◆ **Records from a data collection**
....................
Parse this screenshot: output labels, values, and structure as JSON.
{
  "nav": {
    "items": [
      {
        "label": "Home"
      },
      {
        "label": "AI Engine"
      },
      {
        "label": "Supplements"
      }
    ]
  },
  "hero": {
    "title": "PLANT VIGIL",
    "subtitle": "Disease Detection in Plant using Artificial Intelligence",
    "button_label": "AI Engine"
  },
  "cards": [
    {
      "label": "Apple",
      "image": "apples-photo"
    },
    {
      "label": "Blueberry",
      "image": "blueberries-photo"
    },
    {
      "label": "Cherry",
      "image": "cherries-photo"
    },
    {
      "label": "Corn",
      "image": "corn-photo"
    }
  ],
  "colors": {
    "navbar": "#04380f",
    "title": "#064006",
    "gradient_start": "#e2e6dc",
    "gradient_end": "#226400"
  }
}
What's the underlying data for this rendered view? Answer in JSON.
....................
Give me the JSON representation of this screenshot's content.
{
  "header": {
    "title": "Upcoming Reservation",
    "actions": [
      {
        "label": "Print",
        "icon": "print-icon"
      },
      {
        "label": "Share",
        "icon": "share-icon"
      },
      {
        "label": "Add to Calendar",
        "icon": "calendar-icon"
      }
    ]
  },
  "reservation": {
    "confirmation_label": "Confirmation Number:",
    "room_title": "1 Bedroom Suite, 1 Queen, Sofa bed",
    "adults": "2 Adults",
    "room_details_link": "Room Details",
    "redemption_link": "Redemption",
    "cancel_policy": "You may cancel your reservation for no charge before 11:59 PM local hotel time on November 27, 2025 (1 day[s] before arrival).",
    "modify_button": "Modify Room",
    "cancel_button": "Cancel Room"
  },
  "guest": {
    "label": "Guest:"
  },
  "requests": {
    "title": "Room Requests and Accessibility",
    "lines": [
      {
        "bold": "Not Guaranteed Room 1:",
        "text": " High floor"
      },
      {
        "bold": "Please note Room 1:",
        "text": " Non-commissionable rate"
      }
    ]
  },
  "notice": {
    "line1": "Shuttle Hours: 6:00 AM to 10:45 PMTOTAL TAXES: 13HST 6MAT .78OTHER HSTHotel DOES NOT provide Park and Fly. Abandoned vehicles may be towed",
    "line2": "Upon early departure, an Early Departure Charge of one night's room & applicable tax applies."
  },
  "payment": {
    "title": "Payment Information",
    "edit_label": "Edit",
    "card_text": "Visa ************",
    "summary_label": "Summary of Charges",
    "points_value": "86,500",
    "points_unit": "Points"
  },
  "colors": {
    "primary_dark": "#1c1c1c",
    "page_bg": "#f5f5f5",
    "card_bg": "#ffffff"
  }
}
....................
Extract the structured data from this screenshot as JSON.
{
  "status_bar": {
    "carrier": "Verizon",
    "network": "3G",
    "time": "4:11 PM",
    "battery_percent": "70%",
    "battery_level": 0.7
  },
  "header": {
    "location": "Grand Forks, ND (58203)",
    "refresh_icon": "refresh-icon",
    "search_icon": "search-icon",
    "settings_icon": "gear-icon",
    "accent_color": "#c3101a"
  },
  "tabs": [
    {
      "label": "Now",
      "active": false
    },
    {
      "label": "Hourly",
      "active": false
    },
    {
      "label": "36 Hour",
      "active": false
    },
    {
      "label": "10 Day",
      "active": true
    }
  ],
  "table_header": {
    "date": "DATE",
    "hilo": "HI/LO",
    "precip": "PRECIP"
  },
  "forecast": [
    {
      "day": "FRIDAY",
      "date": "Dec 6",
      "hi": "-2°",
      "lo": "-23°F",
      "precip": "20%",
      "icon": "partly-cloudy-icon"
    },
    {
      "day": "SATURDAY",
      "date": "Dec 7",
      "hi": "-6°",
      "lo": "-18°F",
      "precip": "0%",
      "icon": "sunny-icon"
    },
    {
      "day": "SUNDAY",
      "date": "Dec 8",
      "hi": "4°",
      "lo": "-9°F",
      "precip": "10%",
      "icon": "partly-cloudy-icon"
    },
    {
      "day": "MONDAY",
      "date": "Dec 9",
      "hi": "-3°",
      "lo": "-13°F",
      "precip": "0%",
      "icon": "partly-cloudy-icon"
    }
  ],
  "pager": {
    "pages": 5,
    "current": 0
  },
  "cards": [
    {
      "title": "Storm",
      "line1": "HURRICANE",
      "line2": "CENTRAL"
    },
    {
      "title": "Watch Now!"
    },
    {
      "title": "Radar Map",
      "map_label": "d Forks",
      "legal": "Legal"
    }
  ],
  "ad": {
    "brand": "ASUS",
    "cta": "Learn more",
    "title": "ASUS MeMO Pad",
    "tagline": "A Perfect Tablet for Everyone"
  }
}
....................
◆ **TASK PROMPT**
Return exactly the lines from the line that has "Parse this screenshot: output" to the line that has "What's the underlying", both of them included.

◆ **EXERCISE RESPONSE**
Parse this screenshot: output labels, values, and structure as JSON.
{
  "nav": {
    "items": [
      {
        "label": "Home"
      },
      {
        "label": "AI Engine"
      },
      {
        "label": "Supplements"
      }
    ]
  },
  "hero": {
    "title": "PLANT VIGIL",
    "subtitle": "Disease Detection in Plant using Artificial Intelligence",
    "button_label": "AI Engine"
  },
  "cards": [
    {
      "label": "Apple",
      "image": "apples-photo"
    },
    {
      "label": "Blueberry",
      "image": "blueberries-photo"
    },
    {
      "label": "Cherry",
      "image": "cherries-photo"
    },
    {
      "label": "Corn",
      "image": "corn-photo"
    }
  ],
  "colors": {
    "navbar": "#04380f",
    "title": "#064006",
    "gradient_start": "#e2e6dc",
    "gradient_end": "#226400"
  }
}
What's the underlying data for this rendered view? Answer in JSON.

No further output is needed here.